» Text excerpt:
Solar energy is reflected from surface materials and the instrument, called
"Probe-1", captures the data in digital form. The Probe-1 is a "whiskbroom
style" instrument that collects data in a cross-track direction by mechanical
scanning and in an along-track direction by movement of the airborne platform.
The instrument acts as an imaging spectrometer in the reflected solar region of
the electromagnetic spectrum (0.4 to 2.5 nm). In the VNIR and SWIR, the
at-sensor radiance is dispersed by four spectrographs onto four detector arrays.
Spectral coverage is nearly continuous in these regions with small gaps in the
middle of the 1.4 and 1.9 nm atmospheric water bands. In order to avoid
geometric distortions in the recorded imagery, the Probe-1 is mounted on a 3
axis, gyro-stabilized mount. Geolocation of nadir pixels is assisted by the
recording of aircraft GPS positional data and tagging each scan line with a time
that is referenced to the UTC time interrupts from the GPS
receiver.
The
spectral data is processed to identify unique spectra in the image. The captured
and processed spectra are compared to a library of known material spectra called
"digital fingerprints" and the output allows the identification of mineral,
compounds and organic matter and the determination of vegetative
conditions.
We are
actively seeking funding to engineer and manufacture a third generation probe
instrument, which will be capable of analyzing substantially more data inputs,
including chemical, light, pressure, vibration, and acceleration. The new design
will operate at extremely high speed with excellent resolution. We expect that
the combination of substantially improved analysis and higher resolution will
open up new markets.
We are
currently evaluating hyperspectral imagery collected to date so that we can
determine whether this archive of information can be used to locate mineral
properties.
Our
aircraft was grounded in 2006 for FAA required maintenance and repairs. As a
result, our hyperspectral remote sensing operations have ceased until such time
that we raise sufficient funding to repair our aircraft or purchase a new
aircraft.

» Task 1: Reproduce, character for character, the lines of the records between the line containing "Patent image size: (338, 386)." and the line containing "The salvo bar 2 is at (253, 322).", inclusive.
The text and the records come from separate sources.

» Dataset extract:
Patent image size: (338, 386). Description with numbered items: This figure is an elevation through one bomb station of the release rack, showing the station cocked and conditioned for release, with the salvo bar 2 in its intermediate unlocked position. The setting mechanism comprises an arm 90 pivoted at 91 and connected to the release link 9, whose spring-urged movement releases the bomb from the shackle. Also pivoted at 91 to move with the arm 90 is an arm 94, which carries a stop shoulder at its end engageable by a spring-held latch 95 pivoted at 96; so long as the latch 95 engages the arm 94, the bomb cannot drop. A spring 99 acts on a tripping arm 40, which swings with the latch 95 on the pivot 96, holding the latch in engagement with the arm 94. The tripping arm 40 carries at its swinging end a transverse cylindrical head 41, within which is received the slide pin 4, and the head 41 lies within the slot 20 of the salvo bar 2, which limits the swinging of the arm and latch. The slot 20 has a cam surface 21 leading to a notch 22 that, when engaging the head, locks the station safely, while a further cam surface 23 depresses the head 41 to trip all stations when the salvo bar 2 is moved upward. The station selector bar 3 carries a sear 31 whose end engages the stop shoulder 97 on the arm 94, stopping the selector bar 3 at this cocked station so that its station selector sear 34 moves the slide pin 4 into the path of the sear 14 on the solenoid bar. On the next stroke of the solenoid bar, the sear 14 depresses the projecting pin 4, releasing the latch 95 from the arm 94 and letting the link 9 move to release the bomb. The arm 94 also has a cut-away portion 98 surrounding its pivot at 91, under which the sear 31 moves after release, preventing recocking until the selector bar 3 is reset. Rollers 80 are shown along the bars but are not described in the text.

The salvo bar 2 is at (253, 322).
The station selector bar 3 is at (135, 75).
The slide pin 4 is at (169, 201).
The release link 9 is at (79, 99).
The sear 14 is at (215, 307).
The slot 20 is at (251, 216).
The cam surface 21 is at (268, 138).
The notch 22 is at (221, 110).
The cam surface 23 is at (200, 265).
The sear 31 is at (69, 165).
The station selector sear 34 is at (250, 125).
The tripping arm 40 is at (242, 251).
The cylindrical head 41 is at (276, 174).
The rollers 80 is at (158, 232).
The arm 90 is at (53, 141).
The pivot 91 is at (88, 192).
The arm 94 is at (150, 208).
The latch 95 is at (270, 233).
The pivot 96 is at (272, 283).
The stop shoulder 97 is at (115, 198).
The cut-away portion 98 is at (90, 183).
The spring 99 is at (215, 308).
...
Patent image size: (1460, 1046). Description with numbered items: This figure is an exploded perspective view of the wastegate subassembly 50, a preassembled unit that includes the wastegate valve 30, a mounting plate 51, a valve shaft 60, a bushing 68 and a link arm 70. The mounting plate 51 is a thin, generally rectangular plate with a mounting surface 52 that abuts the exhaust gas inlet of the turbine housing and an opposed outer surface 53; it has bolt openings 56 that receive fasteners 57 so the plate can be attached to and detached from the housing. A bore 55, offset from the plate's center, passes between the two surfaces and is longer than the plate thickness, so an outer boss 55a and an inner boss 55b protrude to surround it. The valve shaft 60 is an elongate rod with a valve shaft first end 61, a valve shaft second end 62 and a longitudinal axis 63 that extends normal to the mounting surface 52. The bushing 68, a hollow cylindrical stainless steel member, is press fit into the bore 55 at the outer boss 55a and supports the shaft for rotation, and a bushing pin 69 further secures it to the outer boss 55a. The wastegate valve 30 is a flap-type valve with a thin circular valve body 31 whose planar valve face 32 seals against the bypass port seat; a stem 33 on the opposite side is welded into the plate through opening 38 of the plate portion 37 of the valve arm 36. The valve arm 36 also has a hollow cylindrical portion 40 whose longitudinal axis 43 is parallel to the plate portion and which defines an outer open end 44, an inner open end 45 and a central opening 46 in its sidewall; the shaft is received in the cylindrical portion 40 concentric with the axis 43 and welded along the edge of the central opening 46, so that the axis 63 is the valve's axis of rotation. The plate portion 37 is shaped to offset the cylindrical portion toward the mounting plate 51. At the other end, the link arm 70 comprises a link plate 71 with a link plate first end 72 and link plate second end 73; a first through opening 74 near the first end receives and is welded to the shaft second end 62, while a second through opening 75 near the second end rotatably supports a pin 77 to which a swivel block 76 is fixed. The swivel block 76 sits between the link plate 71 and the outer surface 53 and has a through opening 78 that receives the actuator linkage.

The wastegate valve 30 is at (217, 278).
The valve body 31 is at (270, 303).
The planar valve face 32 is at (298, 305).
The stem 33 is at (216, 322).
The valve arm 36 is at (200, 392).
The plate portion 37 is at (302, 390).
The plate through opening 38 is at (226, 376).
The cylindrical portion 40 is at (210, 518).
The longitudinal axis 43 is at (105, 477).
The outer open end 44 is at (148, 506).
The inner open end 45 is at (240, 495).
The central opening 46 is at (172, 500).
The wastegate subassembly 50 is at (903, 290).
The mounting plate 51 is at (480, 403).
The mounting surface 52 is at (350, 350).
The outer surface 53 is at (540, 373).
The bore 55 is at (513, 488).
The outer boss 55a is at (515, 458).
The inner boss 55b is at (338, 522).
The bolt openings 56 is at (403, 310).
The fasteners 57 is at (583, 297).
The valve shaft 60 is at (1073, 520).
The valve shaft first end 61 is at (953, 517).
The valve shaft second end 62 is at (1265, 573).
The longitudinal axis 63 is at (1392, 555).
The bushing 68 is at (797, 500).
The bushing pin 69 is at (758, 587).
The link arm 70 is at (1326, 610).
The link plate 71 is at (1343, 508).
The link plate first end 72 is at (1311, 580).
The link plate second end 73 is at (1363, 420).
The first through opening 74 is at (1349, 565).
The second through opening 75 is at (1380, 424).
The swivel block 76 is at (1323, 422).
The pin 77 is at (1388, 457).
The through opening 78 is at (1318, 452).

» Task 2: Duplicate word for word the passage of the Probe-1 text between "The instrument acts" and "four detector arrays.", inclusive.

» Expected answer 1:
Patent image size: (338, 386). Description with numbered items: This figure is an elevation through one bomb station of the release rack, showing the station cocked and conditioned for release, with the salvo bar 2 in its intermediate unlocked position. The setting mechanism comprises an arm 90 pivoted at 91 and connected to the release link 9, whose spring-urged movement releases the bomb from the shackle. Also pivoted at 91 to move with the arm 90 is an arm 94, which carries a stop shoulder at its end engageable by a spring-held latch 95 pivoted at 96; so long as the latch 95 engages the arm 94, the bomb cannot drop. A spring 99 acts on a tripping arm 40, which swings with the latch 95 on the pivot 96, holding the latch in engagement with the arm 94. The tripping arm 40 carries at its swinging end a transverse cylindrical head 41, within which is received the slide pin 4, and the head 41 lies within the slot 20 of the salvo bar 2, which limits the swinging of the arm and latch. The slot 20 has a cam surface 21 leading to a notch 22 that, when engaging the head, locks the station safely, while a further cam surface 23 depresses the head 41 to trip all stations when the salvo bar 2 is moved upward. The station selector bar 3 carries a sear 31 whose end engages the stop shoulder 97 on the arm 94, stopping the selector bar 3 at this cocked station so that its station selector sear 34 moves the slide pin 4 into the path of the sear 14 on the solenoid bar. On the next stroke of the solenoid bar, the sear 14 depresses the projecting pin 4, releasing the latch 95 from the arm 94 and letting the link 9 move to release the bomb. The arm 94 also has a cut-away portion 98 surrounding its pivot at 91, under which the sear 31 moves after release, preventing recocking until the selector bar 3 is reset. Rollers 80 are shown along the bars but are not described in the text.

The salvo bar 2 is at (253, 322).

» Expected answer 2:
The instrument acts as an imaging spectrometer in the reflected solar region of
the electromagnetic spectrum (0.4 to 2.5 nm). In the VNIR and SWIR, the
at-sensor radiance is dispersed by four spectrographs onto four detector arrays.